▸ REQUIREMENT
Turn every line of the data below into a Markdown table, skipping any blank lines. Use two columns, "Row" for the line's position and "Entry" for the line itself.

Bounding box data
──────────

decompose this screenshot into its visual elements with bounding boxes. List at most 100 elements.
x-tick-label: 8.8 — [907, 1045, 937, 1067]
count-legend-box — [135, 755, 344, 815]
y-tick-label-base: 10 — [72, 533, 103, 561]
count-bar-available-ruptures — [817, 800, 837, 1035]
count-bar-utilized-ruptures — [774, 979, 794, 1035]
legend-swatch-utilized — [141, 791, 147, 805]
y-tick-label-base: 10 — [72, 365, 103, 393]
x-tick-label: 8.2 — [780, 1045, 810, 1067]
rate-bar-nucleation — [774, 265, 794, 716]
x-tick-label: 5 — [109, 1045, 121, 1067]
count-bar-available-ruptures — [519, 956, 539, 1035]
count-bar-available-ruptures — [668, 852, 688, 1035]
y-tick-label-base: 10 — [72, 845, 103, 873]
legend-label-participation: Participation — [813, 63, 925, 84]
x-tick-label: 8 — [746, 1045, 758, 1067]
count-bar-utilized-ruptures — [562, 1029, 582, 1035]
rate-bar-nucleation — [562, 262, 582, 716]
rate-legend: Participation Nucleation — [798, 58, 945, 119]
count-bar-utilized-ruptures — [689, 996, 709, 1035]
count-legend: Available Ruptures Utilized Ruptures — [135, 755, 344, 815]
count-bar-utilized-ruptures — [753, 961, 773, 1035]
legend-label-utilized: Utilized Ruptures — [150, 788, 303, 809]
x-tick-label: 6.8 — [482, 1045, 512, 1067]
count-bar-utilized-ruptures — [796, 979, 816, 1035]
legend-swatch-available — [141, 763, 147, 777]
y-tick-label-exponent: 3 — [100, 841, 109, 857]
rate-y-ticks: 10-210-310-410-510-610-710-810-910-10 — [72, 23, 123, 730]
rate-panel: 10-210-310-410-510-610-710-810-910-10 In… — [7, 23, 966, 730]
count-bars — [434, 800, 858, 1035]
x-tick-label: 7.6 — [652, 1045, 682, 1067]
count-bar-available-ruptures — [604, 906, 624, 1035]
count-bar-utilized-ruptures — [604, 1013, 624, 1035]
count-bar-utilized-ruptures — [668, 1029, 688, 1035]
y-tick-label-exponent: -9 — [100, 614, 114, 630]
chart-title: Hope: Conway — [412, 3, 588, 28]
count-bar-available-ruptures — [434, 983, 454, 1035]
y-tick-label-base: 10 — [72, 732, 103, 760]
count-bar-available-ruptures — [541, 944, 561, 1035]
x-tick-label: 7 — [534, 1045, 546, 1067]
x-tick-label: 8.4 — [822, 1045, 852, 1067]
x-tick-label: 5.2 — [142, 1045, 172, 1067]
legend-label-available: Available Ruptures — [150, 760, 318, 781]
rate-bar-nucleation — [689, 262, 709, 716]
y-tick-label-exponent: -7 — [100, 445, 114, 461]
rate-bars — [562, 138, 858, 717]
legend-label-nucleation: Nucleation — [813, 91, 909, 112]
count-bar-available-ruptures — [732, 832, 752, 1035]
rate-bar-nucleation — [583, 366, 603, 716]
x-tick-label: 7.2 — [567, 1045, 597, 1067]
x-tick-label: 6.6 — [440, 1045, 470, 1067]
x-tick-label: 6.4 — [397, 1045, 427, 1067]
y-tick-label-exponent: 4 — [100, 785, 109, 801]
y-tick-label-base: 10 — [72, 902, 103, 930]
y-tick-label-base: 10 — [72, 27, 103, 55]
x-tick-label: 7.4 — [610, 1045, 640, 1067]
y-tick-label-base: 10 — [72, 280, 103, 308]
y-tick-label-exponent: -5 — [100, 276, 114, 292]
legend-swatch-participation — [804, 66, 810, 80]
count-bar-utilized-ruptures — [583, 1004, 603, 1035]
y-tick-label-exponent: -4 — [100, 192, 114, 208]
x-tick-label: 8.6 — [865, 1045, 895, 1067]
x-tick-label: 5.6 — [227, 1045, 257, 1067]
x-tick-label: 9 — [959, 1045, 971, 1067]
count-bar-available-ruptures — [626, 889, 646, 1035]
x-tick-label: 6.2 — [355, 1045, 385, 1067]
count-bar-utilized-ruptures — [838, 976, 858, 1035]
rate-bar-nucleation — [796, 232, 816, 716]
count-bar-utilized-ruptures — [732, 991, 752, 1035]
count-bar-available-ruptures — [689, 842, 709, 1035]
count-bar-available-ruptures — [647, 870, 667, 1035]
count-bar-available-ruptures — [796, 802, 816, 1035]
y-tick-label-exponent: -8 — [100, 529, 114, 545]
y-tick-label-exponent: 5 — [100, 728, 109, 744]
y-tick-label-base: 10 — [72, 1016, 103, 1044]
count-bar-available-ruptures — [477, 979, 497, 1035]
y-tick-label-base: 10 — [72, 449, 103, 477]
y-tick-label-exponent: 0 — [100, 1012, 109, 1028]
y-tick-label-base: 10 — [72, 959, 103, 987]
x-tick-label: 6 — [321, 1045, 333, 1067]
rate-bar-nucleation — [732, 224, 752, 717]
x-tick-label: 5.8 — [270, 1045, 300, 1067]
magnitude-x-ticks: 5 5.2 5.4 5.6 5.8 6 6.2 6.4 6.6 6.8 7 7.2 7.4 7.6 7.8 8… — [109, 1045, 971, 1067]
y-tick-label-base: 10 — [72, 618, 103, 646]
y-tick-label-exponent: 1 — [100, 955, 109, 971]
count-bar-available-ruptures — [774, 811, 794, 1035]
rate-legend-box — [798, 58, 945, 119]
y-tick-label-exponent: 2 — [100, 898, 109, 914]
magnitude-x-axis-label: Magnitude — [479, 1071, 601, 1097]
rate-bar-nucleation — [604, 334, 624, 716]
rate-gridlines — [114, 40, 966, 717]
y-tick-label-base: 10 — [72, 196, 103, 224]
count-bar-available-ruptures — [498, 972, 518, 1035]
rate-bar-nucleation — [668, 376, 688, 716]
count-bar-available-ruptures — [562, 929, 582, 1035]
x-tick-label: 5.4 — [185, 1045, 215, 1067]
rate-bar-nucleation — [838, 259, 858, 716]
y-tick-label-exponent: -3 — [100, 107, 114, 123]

──────────

▸ SOLUTION FOR THIS PROBLEM
| Row | Entry |
|---|---|
| 1 | decompose this screenshot into its visual elements with bounding boxes. List at most 100 elements. |
| 2 | x-tick-label: 8.8 — [907, 1045, 937, 1067] |
| 3 | count-legend-box — [135, 755, 344, 815] |
| 4 | y-tick-label-base: 10 — [72, 533, 103, 561] |
| 5 | count-bar-available-ruptures — [817, 800, 837, 1035] |
| 6 | count-bar-utilized-ruptures — [774, 979, 794, 1035] |
| 7 | legend-swatch-utilized — [141, 791, 147, 805] |
| 8 | y-tick-label-base: 10 — [72, 365, 103, 393] |
| 9 | x-tick-label: 8.2 — [780, 1045, 810, 1067] |
| 10 | rate-bar-nucleation — [774, 265, 794, 716] |
| 11 | x-tick-label: 5 — [109, 1045, 121, 1067] |
| 12 | count-bar-available-ruptures — [519, 956, 539, 1035] |
| 13 | count-bar-available-ruptures — [668, 852, 688, 1035] |
| 14 | y-tick-label-base: 10 — [72, 845, 103, 873] |
| 15 | legend-label-participation: Participation — [813, 63, 925, 84] |
| 16 | x-tick-label: 8 — [746, 1045, 758, 1067] |
| 17 | count-bar-utilized-ruptures — [562, 1029, 582, 1035] |
| 18 | rate-bar-nucleation — [562, 262, 582, 716] |
| 19 | rate-legend: Participation Nucleation — [798, 58, 945, 119] |
| 20 | count-bar-utilized-ruptures — [689, 996, 709, 1035] |
| 21 | count-legend: Available Ruptures Utilized Ruptures — [135, 755, 344, 815] |
| 22 | count-bar-utilized-ruptures — [753, 961, 773, 1035] |
| 23 | legend-label-utilized: Utilized Ruptures — [150, 788, 303, 809] |
| 24 | x-tick-label: 6.8 — [482, 1045, 512, 1067] |
| 25 | count-bar-utilized-ruptures — [796, 979, 816, 1035] |
| 26 | legend-swatch-available — [141, 763, 147, 777] |
| 27 | y-tick-label-exponent: 3 — [100, 841, 109, 857] |
| 28 | rate-y-ticks: 10-210-310-410-510-610-710-810-910-10 — [72, 23, 123, 730] |
| 29 | rate-panel: 10-210-310-410-510-610-710-810-910-10 In… — [7, 23, 966, 730] |
| 30 | count-bars — [434, 800, 858, 1035] |
| 31 | x-tick-label: 7.6 — [652, 1045, 682, 1067] |
| 32 | count-bar-available-ruptures — [604, 906, 624, 1035] |
| 33 | count-bar-utilized-ruptures — [604, 1013, 624, 1035] |
| 34 | count-bar-utilized-ruptures — [668, 1029, 688, 1035] |
| 35 | y-tick-label-exponent: -9 — [100, 614, 114, 630] |
| 36 | chart-title: Hope: Conway — [412, 3, 588, 28] |
| 37 | count-bar-available-ruptures — [434, 983, 454, 1035] |
| 38 | y-tick-label-base: 10 — [72, 732, 103, 760] |
| 39 | count-bar-available-ruptures — [541, 944, 561, 1035] |
| 40 | x-tick-label: 7 — [534, 1045, 546, 1067] |
| 41 | x-tick-label: 8.4 — [822, 1045, 852, 1067] |
| 42 | x-tick-label: 5.2 — [142, 1045, 172, 1067] |
| 43 | legend-label-available: Available Ruptures — [150, 760, 318, 781] |
| 44 | rate-bar-nucleation — [689, 262, 709, 716] |
| 45 | y-tick-label-exponent: -7 — [100, 445, 114, 461] |
| 46 | rate-bars — [562, 138, 858, 717] |
| 47 | legend-label-nucleation: Nucleation — [813, 91, 909, 112] |
| 48 | count-bar-available-ruptures — [732, 832, 752, 1035] |
| 49 | rate-bar-nucleation — [583, 366, 603, 716] |
| 50 | x-tick-label: 7.2 — [567, 1045, 597, 1067] |
| 51 | x-tick-label: 6.6 — [440, 1045, 470, 1067] |
| 52 | x-tick-label: 6.4 — [397, 1045, 427, 1067] |
| 53 | y-tick-label-exponent: 4 — [100, 785, 109, 801] |
| 54 | y-tick-label-base: 10 — [72, 902, 103, 930] |
| 55 | y-tick-label-base: 10 — [72, 27, 103, 55] |
| 56 | x-tick-label: 7.4 — [610, 1045, 640, 1067] |
| 57 | y-tick-label-base: 10 — [72, 280, 103, 308] |
| 58 | y-tick-label-exponent: -5 — [100, 276, 114, 292] |
| 59 | legend-swatch-participation — [804, 66, 810, 80] |
| 60 | count-bar-utilized-ruptures — [583, 1004, 603, 1035] |
| 61 | y-tick-label-exponent: -4 — [100, 192, 114, 208] |
| 62 | x-tick-label: 8.6 — [865, 1045, 895, 1067] |
| 63 | x-tick-label: 5.6 — [227, 1045, 257, 1067] |
| 64 | x-tick-label: 9 — [959, 1045, 971, 1067] |
| 65 | count-bar-available-ruptures — [626, 889, 646, 1035] |
| 66 | x-tick-label: 6.2 — [355, 1045, 385, 1067] |
| 67 | count-bar-utilized-ruptures — [838, 976, 858, 1035] |
| 68 | rate-bar-nucleation — [796, 232, 816, 716] |
| 69 | count-bar-utilized-ruptures — [732, 991, 752, 1035] |
| 70 | count-bar-available-ruptures — [689, 842, 709, 1035] |
| 71 | count-bar-available-ruptures — [647, 870, 667, 1035] |
| 72 | count-bar-available-ruptures — [796, 802, 816, 1035] |
| 73 | y-tick-label-exponent: -8 — [100, 529, 114, 545] |
| 74 | y-tick-label-exponent: 5 — [100, 728, 109, 744] |
| 75 | y-tick-label-base: 10 — [72, 1016, 103, 1044] |
| 76 | count-bar-available-ruptures — [477, 979, 497, 1035] |
| 77 | y-tick-label-base: 10 — [72, 449, 103, 477] |
| 78 | y-tick-label-exponent: 0 — [100, 1012, 109, 1028] |
| 79 | y-tick-label-base: 10 — [72, 959, 103, 987] |
| 80 | x-tick-label: 6 — [321, 1045, 333, 1067] |
| 81 | rate-bar-nucleation — [732, 224, 752, 717] |
| 82 | x-tick-label: 5.8 — [270, 1045, 300, 1067] |
| 83 | magnitude-x-ticks: 5 5.2 5.4 5.6 5.8 6 6.2 6.4 6.6 6.8 7 7.2 7.4 7.6 7.8 8… — [109, 1045, 971, 1067] |
| 84 | y-tick-label-base: 10 — [72, 618, 103, 646] |
| 85 | y-tick-label-exponent: 1 — [100, 955, 109, 971] |
| 86 | count-bar-available-ruptures — [774, 811, 794, 1035] |
| 87 | rate-legend-box — [798, 58, 945, 119] |
| 88 | y-tick-label-exponent: 2 — [100, 898, 109, 914] |
| 89 | magnitude-x-axis-label: Magnitude — [479, 1071, 601, 1097] |
| 90 | rate-bar-nucleation — [604, 334, 624, 716] |
| 91 | rate-gridlines — [114, 40, 966, 717] |
| 92 | y-tick-label-base: 10 — [72, 196, 103, 224] |
| 93 | count-bar-available-ruptures — [498, 972, 518, 1035] |
| 94 | rate-bar-nucleation — [668, 376, 688, 716] |
| 95 | count-bar-available-ruptures — [562, 929, 582, 1035] |
| 96 | x-tick-label: 5.4 — [185, 1045, 215, 1067] |
| 97 | rate-bar-nucleation — [838, 259, 858, 716] |
| 98 | y-tick-label-exponent: -3 — [100, 107, 114, 123] |